***** TEXT SECTION *****

The Farlex Grammar Book > English Punctuation
Punctuation refers to the specific markings, signs and symbols that are used in and around sentences to give them structure and to allow for correct understanding and comprehension.
If we think of words as bricks that build a sentence (arranged in a certain pattern according to English grammar), punctuation could be thought of as the mortar that holds the bricks together. Without punctuation, our writing would just be a continuous stream of words that lacked structure, pacing, and, ultimately, meaning. For instance, let’s see how this same paragraph would look without any punctuation:
- if we think of words as bricks that build a sentence arranged in a certain pattern according to English grammar punctuation could be thought of as the mortar that holds the bricks together without punctuation our writing would just be a continuous stream of words that lacked structure pacing and ultimately meaning for instance lets see how this same paragraph would look without any punctuation
While it’s possible to discern some of the meaning, it becomes remarkably difficult to understand what is being said when no punctuation marks are used.
Providing internal meaning
In addition to providing overall structure and clarity to sentences, punctuation can also provide nuanced internal meaning as well; that is, sentences that have the exact same words can have different meanings depending on which punctuation is used (or misused). Let’s look at some sets of examples that illustrate this idea:
- “Brackets are also used to distinguish parenthetical information that appears within a larger set of parentheses. (Informally, though, it is quite common to simply use a second set of parentheses.)”
- “Brackets are also used to distinguish parenthetical information that appears within a larger set of parentheses. (Informally, though; it is quite common to simply use a second set of parentheses.)”
Now let’s look at two examples involving more complex punctuation changes:
- “If we look at our sales team’s report, an increase in consumer confidence, an upturn for our July figures, and successful budget cuts indicate a very promising second half of the year.”
- “If we look at our sales, teams report an increase in consumer confidence—an upturn for our July figures—and successful budget cuts indicate a very promising second half of the year.”
The second sentence’s meaning is now different from that of the first in three ways:
- 1) By placing a comma after sales and removing the apostrophe from team’s, the information is no longer a part of the sales team’s report. Instead, teams becomes the subject of the verb report, of which an increase in consumer confidence is the direct object.
- 2) By placing em dashes around an upturn for our July figures, it changes the information from being part of a list to instead describing an increase in consumer confidence.

*****

◆ WRITTEN TASKS:
#1 Answer these questions about the punctuation text:
(a) If words are bricks, what does the text compare punctuation to?
(b) In the second sales sentence, what becomes the subject of the verb report?
(c) What punctuation is placed around "an upturn for our July figures" in the second sentence?
#2 Edit the listing by replacing "screenshot" with "image" and keep everything else unchanged.
The text and the listing were drawn from separate, unrelated sources.

***** RECORD SET *****

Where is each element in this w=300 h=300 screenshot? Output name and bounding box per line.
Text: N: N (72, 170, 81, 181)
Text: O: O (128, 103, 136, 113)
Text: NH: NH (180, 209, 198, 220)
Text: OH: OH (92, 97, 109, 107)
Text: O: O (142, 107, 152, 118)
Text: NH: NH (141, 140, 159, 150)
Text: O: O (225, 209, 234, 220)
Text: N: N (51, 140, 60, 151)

*****

◆ EXERCISE SOLUTIONS:
#1
(a) The mortar that holds the bricks together.
(b) Teams.
(c) Em dashes.

#2
Where is each element in this w=300 h=300 image? Output name and bounding box per line.
Text: N: N (72, 170, 81, 181)
Text: O: O (128, 103, 136, 113)
Text: NH: NH (180, 209, 198, 220)
Text: OH: OH (92, 97, 109, 107)
Text: O: O (142, 107, 152, 118)
Text: NH: NH (141, 140, 159, 150)
Text: O: O (225, 209, 234, 220)
Text: N: N (51, 140, 60, 151)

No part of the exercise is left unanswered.